▶ [Given instruction]
Copy all the entries word for word, but omit the pictures.

▶ [Entries supplied]

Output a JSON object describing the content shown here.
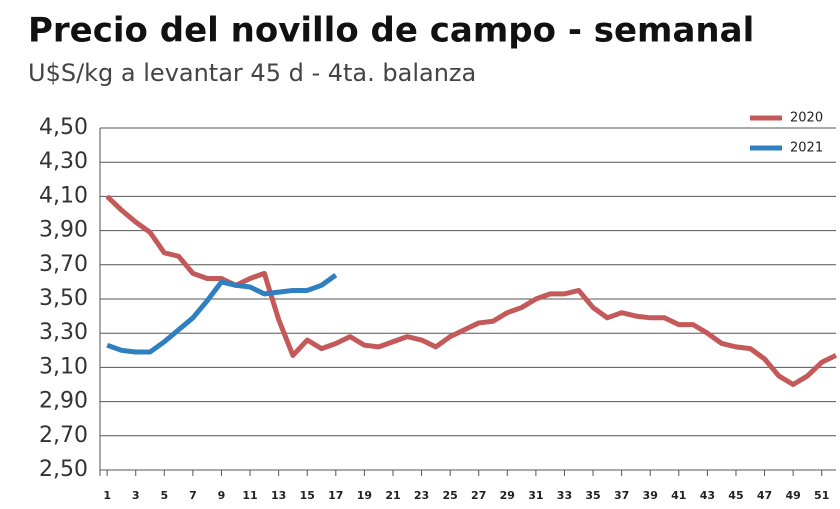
{
  "chart_data": {
    "type": "line",
    "title": "Precio del novillo de campo - semanal",
    "subtitle": "U$S/kg a levantar 45 d - 4ta. balanza",
    "x": [
      1,
      2,
      3,
      4,
      5,
      6,
      7,
      8,
      9,
      10,
      11,
      12,
      13,
      14,
      15,
      16,
      17,
      18,
      19,
      20,
      21,
      22,
      23,
      24,
      25,
      26,
      27,
      28,
      29,
      30,
      31,
      32,
      33,
      34,
      35,
      36,
      37,
      38,
      39,
      40,
      41,
      42,
      43,
      44,
      45,
      46,
      47,
      48,
      49,
      50,
      51,
      52
    ],
    "xlim": [
      0.5,
      52
    ],
    "xticks": [
      1,
      3,
      5,
      7,
      9,
      11,
      13,
      15,
      17,
      19,
      21,
      23,
      25,
      27,
      29,
      31,
      33,
      35,
      37,
      39,
      41,
      43,
      45,
      47,
      49,
      51
    ],
    "ylim": [
      2.5,
      4.5
    ],
    "yticks": [
      {
        "value": 2.5,
        "label": "2,50"
      },
      {
        "value": 2.7,
        "label": "2,70"
      },
      {
        "value": 2.9,
        "label": "2,90"
      },
      {
        "value": 3.1,
        "label": "3,10"
      },
      {
        "value": 3.3,
        "label": "3,30"
      },
      {
        "value": 3.5,
        "label": "3,50"
      },
      {
        "value": 3.7,
        "label": "3,70"
      },
      {
        "value": 3.9,
        "label": "3,90"
      },
      {
        "value": 4.1,
        "label": "4,10"
      },
      {
        "value": 4.3,
        "label": "4,30"
      },
      {
        "value": 4.5,
        "label": "4,50"
      }
    ],
    "grid": true,
    "legend": "top-right",
    "series": [
      {
        "name": "2020",
        "color": "#c4595a",
        "values": [
          4.1,
          4.02,
          3.95,
          3.89,
          3.77,
          3.75,
          3.65,
          3.62,
          3.62,
          3.58,
          3.62,
          3.65,
          3.38,
          3.17,
          3.26,
          3.21,
          3.24,
          3.28,
          3.23,
          3.22,
          3.25,
          3.28,
          3.26,
          3.22,
          3.28,
          3.32,
          3.36,
          3.37,
          3.42,
          3.45,
          3.5,
          3.53,
          3.53,
          3.55,
          3.45,
          3.39,
          3.42,
          3.4,
          3.39,
          3.39,
          3.35,
          3.35,
          3.3,
          3.24,
          3.22,
          3.21,
          3.15,
          3.05,
          3.0,
          3.05,
          3.13,
          3.17
        ]
      },
      {
        "name": "2021",
        "color": "#2f7fc1",
        "values": [
          3.23,
          3.2,
          3.19,
          3.19,
          3.25,
          3.32,
          3.39,
          3.49,
          3.6,
          3.58,
          3.57,
          3.53,
          3.54,
          3.55,
          3.55,
          3.58,
          3.64,
          null,
          null,
          null,
          null,
          null,
          null,
          null,
          null,
          null,
          null,
          null,
          null,
          null,
          null,
          null,
          null,
          null,
          null,
          null,
          null,
          null,
          null,
          null,
          null,
          null,
          null,
          null,
          null,
          null,
          null,
          null,
          null,
          null,
          null,
          null
        ]
      }
    ]
  }
}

▶ [Output below]
Output a JSON object describing the content shown here.
{
  "chart_data": {
    "type": "line",
    "title": "Precio del novillo de campo - semanal",
    "subtitle": "U$S/kg a levantar 45 d - 4ta. balanza",
    "x": [
      1,
      2,
      3,
      4,
      5,
      6,
      7,
      8,
      9,
      10,
      11,
      12,
      13,
      14,
      15,
      16,
      17,
      18,
      19,
      20,
      21,
      22,
      23,
      24,
      25,
      26,
      27,
      28,
      29,
      30,
      31,
      32,
      33,
      34,
      35,
      36,
      37,
      38,
      39,
      40,
      41,
      42,
      43,
      44,
      45,
      46,
      47,
      48,
      49,
      50,
      51,
      52
    ],
    "xlim": [
      0.5,
      52
    ],
    "xticks": [
      1,
      3,
      5,
      7,
      9,
      11,
      13,
      15,
      17,
      19,
      21,
      23,
      25,
      27,
      29,
      31,
      33,
      35,
      37,
      39,
      41,
      43,
      45,
      47,
      49,
      51
    ],
    "ylim": [
      2.5,
      4.5
    ],
    "yticks": [
      {
        "value": 2.5,
        "label": "2,50"
      },
      {
        "value": 2.7,
        "label": "2,70"
      },
      {
        "value": 2.9,
        "label": "2,90"
      },
      {
        "value": 3.1,
        "label": "3,10"
      },
      {
        "value": 3.3,
        "label": "3,30"
      },
      {
        "value": 3.5,
        "label": "3,50"
      },
      {
        "value": 3.7,
        "label": "3,70"
      },
      {
        "value": 3.9,
        "label": "3,90"
      },
      {
        "value": 4.1,
        "label": "4,10"
      },
      {
        "value": 4.3,
        "label": "4,30"
      },
      {
        "value": 4.5,
        "label": "4,50"
      }
    ],
    "grid": true,
    "legend": "top-right",
    "series": [
      {
        "name": "2020",
        "color": "#c4595a",
        "values": [
          4.1,
          4.02,
          3.95,
          3.89,
          3.77,
          3.75,
          3.65,
          3.62,
          3.62,
          3.58,
          3.62,
          3.65,
          3.38,
          3.17,
          3.26,
          3.21,
          3.24,
          3.28,
          3.23,
          3.22,
          3.25,
          3.28,
          3.26,
          3.22,
          3.28,
          3.32,
          3.36,
          3.37,
          3.42,
          3.45,
          3.5,
          3.53,
          3.53,
          3.55,
          3.45,
          3.39,
          3.42,
          3.4,
          3.39,
          3.39,
          3.35,
          3.35,
          3.3,
          3.24,
          3.22,
          3.21,
          3.15,
          3.05,
          3.0,
          3.05,
          3.13,
          3.17
        ]
      },
      {
        "name": "2021",
        "color": "#2f7fc1",
        "values": [
          3.23,
          3.2,
          3.19,
          3.19,
          3.25,
          3.32,
          3.39,
          3.49,
          3.6,
          3.58,
          3.57,
          3.53,
          3.54,
          3.55,
          3.55,
          3.58,
          3.64,
          null,
          null,
          null,
          null,
          null,
          null,
          null,
          null,
          null,
          null,
          null,
          null,
          null,
          null,
          null,
          null,
          null,
          null,
          null,
          null,
          null,
          null,
          null,
          null,
          null,
          null,
          null,
          null,
          null,
          null,
          null,
          null,
          null,
          null,
          null
        ]
      }
    ]
  }
}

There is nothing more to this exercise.